[Dataset rows]
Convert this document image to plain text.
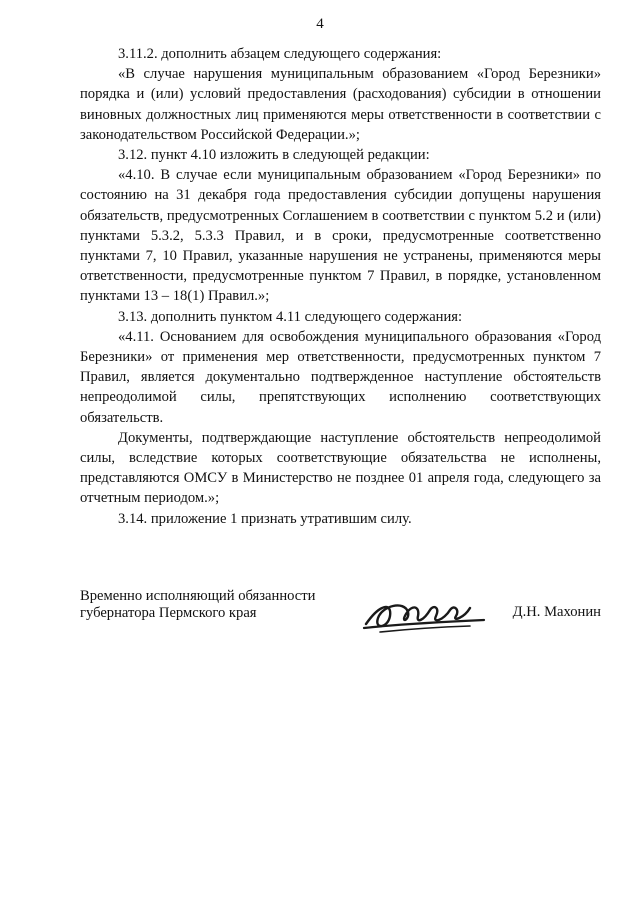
4

3.11.2. дополнить абзацем следующего содержания:

«В случае нарушения муниципальным образованием «Город Березники» порядка и (или) условий предоставления (расходования) субсидии в отношении виновных должностных лиц применяются меры ответственности в соответствии с законодательством Российской Федерации.»;

3.12. пункт 4.10 изложить в следующей редакции:

«4.10. В случае если муниципальным образованием «Город Березники» по состоянию на 31 декабря года предоставления субсидии допущены нарушения обязательств, предусмотренных Соглашением в соответствии с пунктом 5.2 и (или) пунктами 5.3.2, 5.3.3 Правил, и в сроки, предусмотренные соответственно пунктами 7, 10 Правил, указанные нарушения не устранены, применяются меры ответственности, предусмотренные пунктом 7 Правил, в порядке, установленном пунктами 13 – 18(1) Правил.»;

3.13. дополнить пунктом 4.11 следующего содержания:

«4.11. Основанием для освобождения муниципального образования «Город Березники» от применения мер ответственности, предусмотренных пунктом 7 Правил, является документально подтвержденное наступление обстоятельств непреодолимой силы, препятствующих исполнению соответствующих обязательств.

Документы, подтверждающие наступление обстоятельств непреодолимой силы, вследствие которых соответствующие обязательства не исполнены, представляются ОМСУ в Министерство не позднее 01 апреля года, следующего за отчетным периодом.»;

3.14. приложение 1 признать утратившим силу.

Временно исполняющий обязанности
губернатора Пермского края	Д.Н. Махонин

- **Problem requirements**
Gather each line holding the string "меры".

- **Problem solution**
«В случае нарушения муниципальным образованием «Город Березники» порядка и (или) условий предоставления (расходования) субсидии в отношении виновных должностных лиц применяются меры ответственности в соответствии с законодательством Российской Федерации.»;
«4.10. В случае если муниципальным образованием «Город Березники» по состоянию на 31 декабря года предоставления субсидии допущены нарушения обязательств, предусмотренных Соглашением в соответствии с пунктом 5.2 и (или) пунктами 5.3.2, 5.3.3 Правил, и в сроки, предусмотренные соответственно пунктами 7, 10 Правил, указанные нарушения не устранены, применяются меры ответственности, предусмотренные пунктом 7 Правил, в порядке, установленном пунктами 13 – 18(1) Правил.»;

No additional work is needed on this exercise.